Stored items
[Start]

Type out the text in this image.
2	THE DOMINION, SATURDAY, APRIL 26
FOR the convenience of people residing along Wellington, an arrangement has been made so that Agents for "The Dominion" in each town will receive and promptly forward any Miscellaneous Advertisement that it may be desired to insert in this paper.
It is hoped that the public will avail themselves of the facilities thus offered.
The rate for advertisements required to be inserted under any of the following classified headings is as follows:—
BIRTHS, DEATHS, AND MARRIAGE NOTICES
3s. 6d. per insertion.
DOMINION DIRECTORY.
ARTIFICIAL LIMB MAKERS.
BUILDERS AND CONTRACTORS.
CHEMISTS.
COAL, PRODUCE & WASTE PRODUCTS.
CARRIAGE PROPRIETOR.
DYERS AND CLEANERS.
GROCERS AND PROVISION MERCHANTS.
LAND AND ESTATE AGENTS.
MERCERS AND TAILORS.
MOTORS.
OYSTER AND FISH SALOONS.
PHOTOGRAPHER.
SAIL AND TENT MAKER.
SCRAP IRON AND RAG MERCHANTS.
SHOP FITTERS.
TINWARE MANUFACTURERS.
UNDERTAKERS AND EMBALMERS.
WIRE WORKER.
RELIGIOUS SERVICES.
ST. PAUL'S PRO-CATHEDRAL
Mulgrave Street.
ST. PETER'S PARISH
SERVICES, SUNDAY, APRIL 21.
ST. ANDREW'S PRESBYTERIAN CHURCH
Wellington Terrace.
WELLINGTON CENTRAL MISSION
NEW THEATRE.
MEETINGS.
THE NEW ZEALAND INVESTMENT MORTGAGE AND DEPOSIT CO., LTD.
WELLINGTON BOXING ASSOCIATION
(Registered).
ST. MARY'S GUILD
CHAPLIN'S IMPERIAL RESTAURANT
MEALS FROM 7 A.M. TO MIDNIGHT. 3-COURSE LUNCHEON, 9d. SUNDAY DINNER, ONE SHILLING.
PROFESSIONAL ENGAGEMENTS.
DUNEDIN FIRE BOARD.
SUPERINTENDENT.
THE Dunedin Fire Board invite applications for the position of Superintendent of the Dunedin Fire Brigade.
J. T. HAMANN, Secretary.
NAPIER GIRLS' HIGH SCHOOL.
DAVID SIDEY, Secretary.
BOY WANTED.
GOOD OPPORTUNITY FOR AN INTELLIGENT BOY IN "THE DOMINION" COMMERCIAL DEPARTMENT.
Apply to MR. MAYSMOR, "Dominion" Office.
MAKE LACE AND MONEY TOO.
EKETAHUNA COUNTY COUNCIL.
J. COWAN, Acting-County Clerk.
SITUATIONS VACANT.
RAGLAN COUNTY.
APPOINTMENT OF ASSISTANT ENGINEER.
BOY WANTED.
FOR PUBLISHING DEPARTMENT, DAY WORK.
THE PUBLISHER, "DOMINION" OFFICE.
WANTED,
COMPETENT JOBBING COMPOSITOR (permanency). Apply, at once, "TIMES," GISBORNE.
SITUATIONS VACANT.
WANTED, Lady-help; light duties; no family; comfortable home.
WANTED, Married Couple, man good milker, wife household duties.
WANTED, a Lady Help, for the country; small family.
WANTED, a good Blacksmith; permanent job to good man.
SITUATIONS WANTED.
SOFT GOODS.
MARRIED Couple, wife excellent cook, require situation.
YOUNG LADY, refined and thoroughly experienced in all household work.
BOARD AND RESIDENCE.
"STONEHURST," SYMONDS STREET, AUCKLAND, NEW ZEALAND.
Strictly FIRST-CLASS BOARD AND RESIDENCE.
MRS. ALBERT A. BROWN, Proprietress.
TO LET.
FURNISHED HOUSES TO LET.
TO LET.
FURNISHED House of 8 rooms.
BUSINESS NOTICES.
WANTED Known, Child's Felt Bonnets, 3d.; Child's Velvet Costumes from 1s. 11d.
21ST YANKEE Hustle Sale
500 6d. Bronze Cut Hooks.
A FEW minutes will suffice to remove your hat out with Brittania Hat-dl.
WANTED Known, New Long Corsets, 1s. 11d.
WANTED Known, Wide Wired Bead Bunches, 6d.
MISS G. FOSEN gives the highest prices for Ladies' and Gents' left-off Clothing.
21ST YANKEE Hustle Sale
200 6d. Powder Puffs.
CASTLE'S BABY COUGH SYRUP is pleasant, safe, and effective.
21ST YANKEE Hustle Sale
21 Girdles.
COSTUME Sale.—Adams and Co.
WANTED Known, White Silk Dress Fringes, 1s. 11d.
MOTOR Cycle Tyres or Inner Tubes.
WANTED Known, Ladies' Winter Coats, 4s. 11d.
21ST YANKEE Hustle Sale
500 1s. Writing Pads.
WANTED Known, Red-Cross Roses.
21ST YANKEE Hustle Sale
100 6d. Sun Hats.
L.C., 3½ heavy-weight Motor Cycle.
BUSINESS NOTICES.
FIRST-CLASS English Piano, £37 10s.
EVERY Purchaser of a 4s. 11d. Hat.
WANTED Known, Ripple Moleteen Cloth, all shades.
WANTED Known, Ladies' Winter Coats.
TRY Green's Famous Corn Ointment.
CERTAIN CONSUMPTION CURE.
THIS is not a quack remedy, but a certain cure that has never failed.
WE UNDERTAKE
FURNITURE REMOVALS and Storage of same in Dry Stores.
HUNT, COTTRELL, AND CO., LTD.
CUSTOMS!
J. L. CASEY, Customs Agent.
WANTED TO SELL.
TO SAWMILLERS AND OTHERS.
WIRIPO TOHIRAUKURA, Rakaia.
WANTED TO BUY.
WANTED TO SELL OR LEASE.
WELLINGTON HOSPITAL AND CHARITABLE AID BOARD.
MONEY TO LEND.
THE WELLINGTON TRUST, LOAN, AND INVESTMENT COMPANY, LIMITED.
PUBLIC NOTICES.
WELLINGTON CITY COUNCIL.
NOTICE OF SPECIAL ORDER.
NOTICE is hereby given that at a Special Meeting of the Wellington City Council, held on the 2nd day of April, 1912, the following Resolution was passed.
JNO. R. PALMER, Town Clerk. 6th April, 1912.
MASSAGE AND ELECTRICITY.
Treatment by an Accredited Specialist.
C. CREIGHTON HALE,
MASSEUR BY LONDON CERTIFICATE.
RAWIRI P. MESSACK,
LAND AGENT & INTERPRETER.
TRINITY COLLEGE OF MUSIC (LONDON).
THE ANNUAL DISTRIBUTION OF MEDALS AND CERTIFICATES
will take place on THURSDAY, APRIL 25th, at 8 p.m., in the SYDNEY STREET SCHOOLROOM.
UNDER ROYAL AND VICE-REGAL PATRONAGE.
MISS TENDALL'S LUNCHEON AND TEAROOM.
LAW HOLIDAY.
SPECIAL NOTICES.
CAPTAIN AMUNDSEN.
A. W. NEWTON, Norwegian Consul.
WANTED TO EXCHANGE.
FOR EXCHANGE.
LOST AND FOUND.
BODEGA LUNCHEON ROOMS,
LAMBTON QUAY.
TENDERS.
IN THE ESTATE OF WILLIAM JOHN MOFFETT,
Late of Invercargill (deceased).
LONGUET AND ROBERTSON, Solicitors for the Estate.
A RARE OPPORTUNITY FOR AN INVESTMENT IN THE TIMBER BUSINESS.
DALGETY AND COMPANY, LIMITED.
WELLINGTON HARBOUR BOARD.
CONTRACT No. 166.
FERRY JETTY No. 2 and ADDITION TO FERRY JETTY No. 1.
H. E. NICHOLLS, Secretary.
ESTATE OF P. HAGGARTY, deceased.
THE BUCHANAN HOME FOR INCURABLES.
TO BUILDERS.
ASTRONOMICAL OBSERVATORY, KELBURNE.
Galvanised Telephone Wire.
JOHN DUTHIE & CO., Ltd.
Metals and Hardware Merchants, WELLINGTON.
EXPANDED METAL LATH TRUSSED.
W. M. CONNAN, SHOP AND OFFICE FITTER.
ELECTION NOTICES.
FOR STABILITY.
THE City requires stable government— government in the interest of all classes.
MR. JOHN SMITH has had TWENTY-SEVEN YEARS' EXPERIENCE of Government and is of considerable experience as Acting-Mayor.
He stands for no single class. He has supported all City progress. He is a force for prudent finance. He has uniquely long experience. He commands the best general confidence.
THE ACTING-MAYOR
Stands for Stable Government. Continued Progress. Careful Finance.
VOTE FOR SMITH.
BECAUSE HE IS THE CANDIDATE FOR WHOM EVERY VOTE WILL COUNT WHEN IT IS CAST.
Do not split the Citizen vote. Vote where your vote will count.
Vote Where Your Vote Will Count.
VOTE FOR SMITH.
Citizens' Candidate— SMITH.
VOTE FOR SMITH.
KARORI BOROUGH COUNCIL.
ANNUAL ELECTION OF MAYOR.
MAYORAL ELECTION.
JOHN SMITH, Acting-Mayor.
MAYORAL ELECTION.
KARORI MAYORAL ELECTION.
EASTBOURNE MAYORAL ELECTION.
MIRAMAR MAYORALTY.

[End]

▸ **DIRECTIVE**
Search the data for the string "Apply". List each line that has it.

▸ **ANSWER FOR THIS EXERCISE**
Apply to MR. MAYSMOR, "Dominion" Office.
COMPETENT JOBBING COMPOSITOR (permanency). Apply, at once, "TIMES," GISBORNE.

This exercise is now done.